BEGIN Extracted entries

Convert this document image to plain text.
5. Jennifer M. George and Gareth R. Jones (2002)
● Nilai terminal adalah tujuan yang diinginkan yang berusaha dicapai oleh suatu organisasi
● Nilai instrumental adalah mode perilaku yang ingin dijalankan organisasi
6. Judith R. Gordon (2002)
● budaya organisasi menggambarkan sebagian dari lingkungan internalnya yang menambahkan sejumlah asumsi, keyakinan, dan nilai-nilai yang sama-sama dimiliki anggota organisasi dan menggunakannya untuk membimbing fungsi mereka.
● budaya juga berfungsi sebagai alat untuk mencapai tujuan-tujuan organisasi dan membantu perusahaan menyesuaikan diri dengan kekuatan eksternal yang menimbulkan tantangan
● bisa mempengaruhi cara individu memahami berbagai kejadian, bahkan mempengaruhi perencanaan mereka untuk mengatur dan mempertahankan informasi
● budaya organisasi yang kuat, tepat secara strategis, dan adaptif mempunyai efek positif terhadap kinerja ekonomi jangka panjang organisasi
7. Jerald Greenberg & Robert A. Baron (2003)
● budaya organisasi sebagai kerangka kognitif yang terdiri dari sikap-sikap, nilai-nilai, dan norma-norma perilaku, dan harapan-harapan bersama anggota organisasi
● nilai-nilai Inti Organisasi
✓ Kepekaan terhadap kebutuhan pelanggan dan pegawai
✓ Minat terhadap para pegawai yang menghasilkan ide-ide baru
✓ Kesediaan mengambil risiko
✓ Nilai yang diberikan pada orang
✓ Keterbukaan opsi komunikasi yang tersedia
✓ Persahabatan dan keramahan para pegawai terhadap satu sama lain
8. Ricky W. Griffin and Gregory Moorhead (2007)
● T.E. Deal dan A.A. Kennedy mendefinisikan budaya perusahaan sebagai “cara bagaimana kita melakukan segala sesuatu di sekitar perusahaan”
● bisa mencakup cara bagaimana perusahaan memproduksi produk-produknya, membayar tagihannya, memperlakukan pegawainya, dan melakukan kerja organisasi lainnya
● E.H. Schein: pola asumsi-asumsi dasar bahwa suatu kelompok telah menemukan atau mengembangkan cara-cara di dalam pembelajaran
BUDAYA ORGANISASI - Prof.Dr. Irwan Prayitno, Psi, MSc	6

END Extracted entries

**Problem statement**. Go through the records and print each one exactly.

**Right answer**.
Convert this document image to plain text.
5. Jennifer M. George and Gareth R. Jones (2002)
● Nilai terminal adalah tujuan yang diinginkan yang berusaha dicapai oleh suatu organisasi
● Nilai instrumental adalah mode perilaku yang ingin dijalankan organisasi
6. Judith R. Gordon (2002)
● budaya organisasi menggambarkan sebagian dari lingkungan internalnya yang menambahkan sejumlah asumsi, keyakinan, dan nilai-nilai yang sama-sama dimiliki anggota organisasi dan menggunakannya untuk membimbing fungsi mereka.
● budaya juga berfungsi sebagai alat untuk mencapai tujuan-tujuan organisasi dan membantu perusahaan menyesuaikan diri dengan kekuatan eksternal yang menimbulkan tantangan
● bisa mempengaruhi cara individu memahami berbagai kejadian, bahkan mempengaruhi perencanaan mereka untuk mengatur dan mempertahankan informasi
● budaya organisasi yang kuat, tepat secara strategis, dan adaptif mempunyai efek positif terhadap kinerja ekonomi jangka panjang organisasi
7. Jerald Greenberg & Robert A. Baron (2003)
● budaya organisasi sebagai kerangka kognitif yang terdiri dari sikap-sikap, nilai-nilai, dan norma-norma perilaku, dan harapan-harapan bersama anggota organisasi
● nilai-nilai Inti Organisasi
✓ Kepekaan terhadap kebutuhan pelanggan dan pegawai
✓ Minat terhadap para pegawai yang menghasilkan ide-ide baru
✓ Kesediaan mengambil risiko
✓ Nilai yang diberikan pada orang
✓ Keterbukaan opsi komunikasi yang tersedia
✓ Persahabatan dan keramahan para pegawai terhadap satu sama lain
8. Ricky W. Griffin and Gregory Moorhead (2007)
● T.E. Deal dan A.A. Kennedy mendefinisikan budaya perusahaan sebagai “cara bagaimana kita melakukan segala sesuatu di sekitar perusahaan”
● bisa mencakup cara bagaimana perusahaan memproduksi produk-produknya, membayar tagihannya, memperlakukan pegawainya, dan melakukan kerja organisasi lainnya
● E.H. Schein: pola asumsi-asumsi dasar bahwa suatu kelompok telah menemukan atau mengembangkan cara-cara di dalam pembelajaran
BUDAYA ORGANISASI - Prof.Dr. Irwan Prayitno, Psi, MSc	6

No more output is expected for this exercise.